START Data for processing
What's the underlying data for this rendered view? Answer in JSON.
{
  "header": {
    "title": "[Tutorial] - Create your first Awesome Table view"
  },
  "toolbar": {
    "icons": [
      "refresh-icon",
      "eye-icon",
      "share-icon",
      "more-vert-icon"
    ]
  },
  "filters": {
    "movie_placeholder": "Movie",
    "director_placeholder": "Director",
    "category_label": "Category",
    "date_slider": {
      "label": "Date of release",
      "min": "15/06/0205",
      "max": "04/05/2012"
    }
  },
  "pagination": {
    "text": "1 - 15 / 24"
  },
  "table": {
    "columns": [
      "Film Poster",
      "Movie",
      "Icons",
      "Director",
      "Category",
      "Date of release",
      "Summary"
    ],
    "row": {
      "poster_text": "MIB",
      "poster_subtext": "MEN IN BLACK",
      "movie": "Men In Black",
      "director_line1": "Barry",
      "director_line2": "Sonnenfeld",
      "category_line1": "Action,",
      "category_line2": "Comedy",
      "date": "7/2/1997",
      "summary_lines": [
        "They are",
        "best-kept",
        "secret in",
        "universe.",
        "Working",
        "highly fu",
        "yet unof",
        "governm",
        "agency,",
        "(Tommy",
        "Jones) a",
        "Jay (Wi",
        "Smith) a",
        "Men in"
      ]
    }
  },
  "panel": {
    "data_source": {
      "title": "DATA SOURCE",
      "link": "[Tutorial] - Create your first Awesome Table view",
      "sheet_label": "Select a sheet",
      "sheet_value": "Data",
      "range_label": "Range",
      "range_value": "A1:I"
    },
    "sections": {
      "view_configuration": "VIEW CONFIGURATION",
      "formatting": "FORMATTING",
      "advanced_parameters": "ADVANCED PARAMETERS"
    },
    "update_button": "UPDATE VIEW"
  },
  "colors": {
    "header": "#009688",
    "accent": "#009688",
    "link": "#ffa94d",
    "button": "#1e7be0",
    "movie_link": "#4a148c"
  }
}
END Data for processing
- _Aim of the exercise_: Nothing in the listing may be changed; retype it all exactly.

- _Finished answer_:
What's the underlying data for this rendered view? Answer in JSON.
{
  "header": {
    "title": "[Tutorial] - Create your first Awesome Table view"
  },
  "toolbar": {
    "icons": [
      "refresh-icon",
      "eye-icon",
      "share-icon",
      "more-vert-icon"
    ]
  },
  "filters": {
    "movie_placeholder": "Movie",
    "director_placeholder": "Director",
    "category_label": "Category",
    "date_slider": {
      "label": "Date of release",
      "min": "15/06/0205",
      "max": "04/05/2012"
    }
  },
  "pagination": {
    "text": "1 - 15 / 24"
  },
  "table": {
    "columns": [
      "Film Poster",
      "Movie",
      "Icons",
      "Director",
      "Category",
      "Date of release",
      "Summary"
    ],
    "row": {
      "poster_text": "MIB",
      "poster_subtext": "MEN IN BLACK",
      "movie": "Men In Black",
      "director_line1": "Barry",
      "director_line2": "Sonnenfeld",
      "category_line1": "Action,",
      "category_line2": "Comedy",
      "date": "7/2/1997",
      "summary_lines": [
        "They are",
        "best-kept",
        "secret in",
        "universe.",
        "Working",
        "highly fu",
        "yet unof",
        "governm",
        "agency,",
        "(Tommy",
        "Jones) a",
        "Jay (Wi",
        "Smith) a",
        "Men in"
      ]
    }
  },
  "panel": {
    "data_source": {
      "title": "DATA SOURCE",
      "link": "[Tutorial] - Create your first Awesome Table view",
      "sheet_label": "Select a sheet",
      "sheet_value": "Data",
      "range_label": "Range",
      "range_value": "A1:I"
    },
    "sections": {
      "view_configuration": "VIEW CONFIGURATION",
      "formatting": "FORMATTING",
      "advanced_parameters": "ADVANCED PARAMETERS"
    },
    "update_button": "UPDATE VIEW"
  },
  "colors": {
    "header": "#009688",
    "accent": "#009688",
    "link": "#ffa94d",
    "button": "#1e7be0",
    "movie_link": "#4a148c"
  }
}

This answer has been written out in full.